#### [Task requirements]
In the listing below, locate the lines bearing the word "title". Copy every one of them.

[Stored data entries]
————————

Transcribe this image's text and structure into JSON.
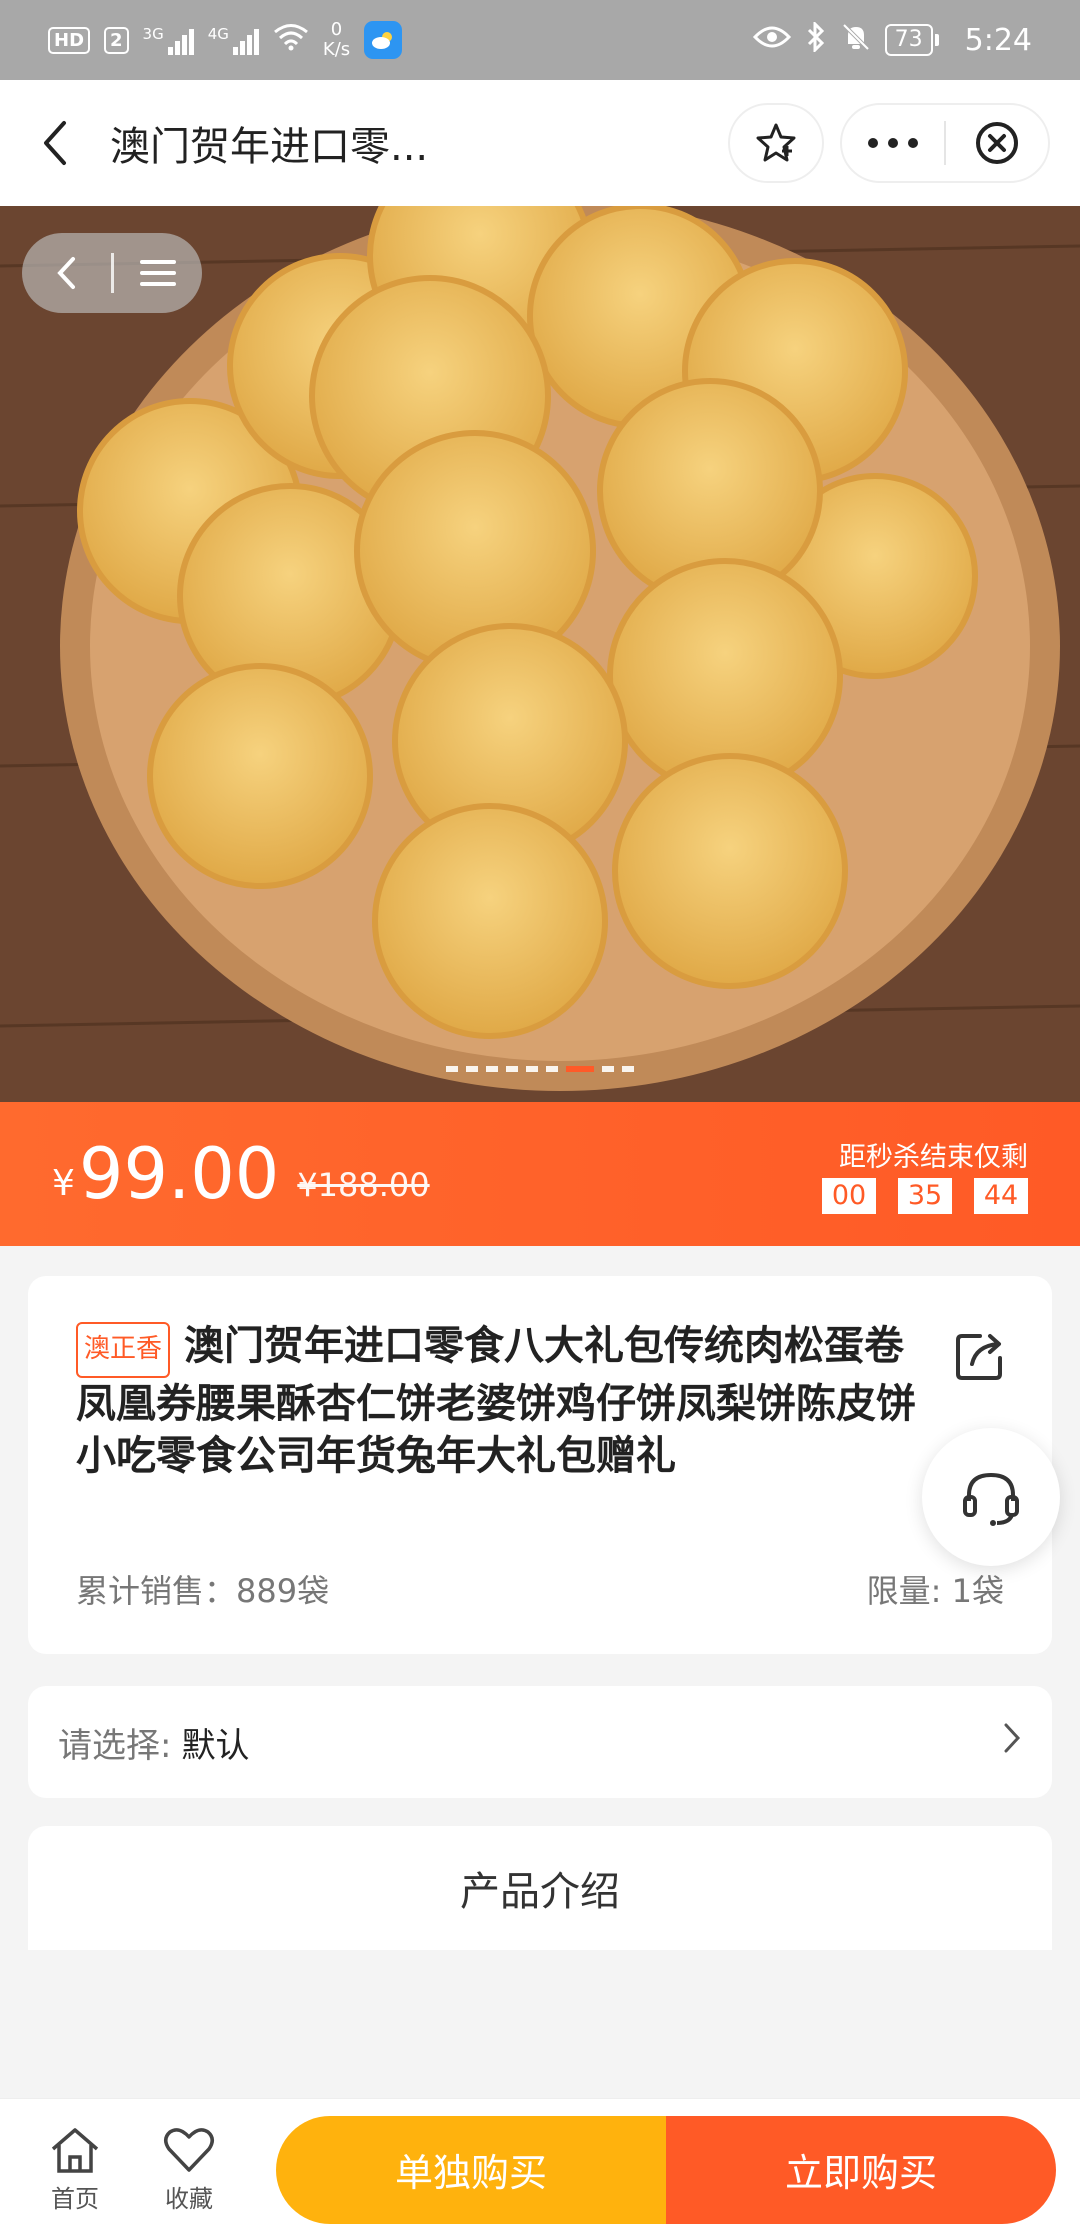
{
  "status_bar": {
    "hd_label": "HD",
    "sim_label": "2",
    "signal1_label": "3G",
    "signal2_label": "4G",
    "net_speed_value": "0",
    "net_speed_unit": "K/s",
    "battery": "73",
    "time": "5:24"
  },
  "header": {
    "title": "澳门贺年进口零..."
  },
  "hero": {
    "slide_count": 9,
    "active_slide": 6
  },
  "price": {
    "currency": "¥",
    "current": "99.00",
    "original": "¥188.00",
    "countdown_label": "距秒杀结束仅剩",
    "hours": "00",
    "minutes": "35",
    "seconds": "44"
  },
  "product": {
    "brand_tag": "澳正香",
    "title": "澳门贺年进口零食八大礼包传统肉松蛋卷凤凰券腰果酥杏仁饼老婆饼鸡仔饼凤梨饼陈皮饼小吃零食公司年货兔年大礼包赠礼",
    "sales": "累计销售：889袋",
    "limit": "限量: 1袋"
  },
  "option": {
    "label": "请选择:",
    "value": "默认"
  },
  "intro": {
    "title": "产品介绍"
  },
  "bottom_bar": {
    "home": "首页",
    "favorite": "收藏",
    "buy_single": "单独购买",
    "buy_now": "立即购买"
  },
  "colors": {
    "accent": "#ff5a26",
    "secondary": "#ffb20d"
  }
}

————————

#### [Written solution]
    "title": "澳门贺年进口零..."
    "title": "澳门贺年进口零食八大礼包传统肉松蛋卷凤凰券腰果酥杏仁饼老婆饼鸡仔饼凤梨饼陈皮饼小吃零食公司年货兔年大礼包赠礼",
    "title": "产品介绍"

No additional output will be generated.